> _Work required_
Scan the lines below; pull out those with "payés".

==== Exercise material

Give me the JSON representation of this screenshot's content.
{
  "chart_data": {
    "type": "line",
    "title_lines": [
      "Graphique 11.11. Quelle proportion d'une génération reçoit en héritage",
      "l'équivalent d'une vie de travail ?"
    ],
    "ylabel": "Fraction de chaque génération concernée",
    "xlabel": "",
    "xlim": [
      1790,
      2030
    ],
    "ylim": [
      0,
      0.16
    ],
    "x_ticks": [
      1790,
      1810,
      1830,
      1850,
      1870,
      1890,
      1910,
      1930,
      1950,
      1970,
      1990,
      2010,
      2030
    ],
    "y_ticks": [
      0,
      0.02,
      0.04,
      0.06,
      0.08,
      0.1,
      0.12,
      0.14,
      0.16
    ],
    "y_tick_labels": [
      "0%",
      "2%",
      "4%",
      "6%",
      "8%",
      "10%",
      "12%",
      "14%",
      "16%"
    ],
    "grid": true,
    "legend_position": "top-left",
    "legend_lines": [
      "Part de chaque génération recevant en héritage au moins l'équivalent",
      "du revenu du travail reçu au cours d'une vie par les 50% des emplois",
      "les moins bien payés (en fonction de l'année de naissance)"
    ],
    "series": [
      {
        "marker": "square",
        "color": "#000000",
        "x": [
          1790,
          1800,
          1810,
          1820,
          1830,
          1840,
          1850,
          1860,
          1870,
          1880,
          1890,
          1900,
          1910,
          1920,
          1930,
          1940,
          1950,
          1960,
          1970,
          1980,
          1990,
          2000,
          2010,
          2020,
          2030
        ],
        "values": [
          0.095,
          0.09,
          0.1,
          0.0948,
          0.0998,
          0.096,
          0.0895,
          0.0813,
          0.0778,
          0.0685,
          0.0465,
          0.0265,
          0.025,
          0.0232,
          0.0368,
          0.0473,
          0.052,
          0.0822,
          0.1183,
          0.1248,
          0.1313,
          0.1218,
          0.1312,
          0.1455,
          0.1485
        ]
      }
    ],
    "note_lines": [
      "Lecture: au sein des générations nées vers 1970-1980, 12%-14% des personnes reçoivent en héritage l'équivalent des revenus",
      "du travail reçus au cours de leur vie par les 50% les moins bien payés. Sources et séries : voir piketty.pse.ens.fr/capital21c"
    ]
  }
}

========

> _Output of the exercise_
      "les moins bien payés (en fonction de l'année de naissance)"
      "du travail reçus au cours de leur vie par les 50% les moins bien payés. Sources et séries : voir piketty.pse.ens.fr/capital21c"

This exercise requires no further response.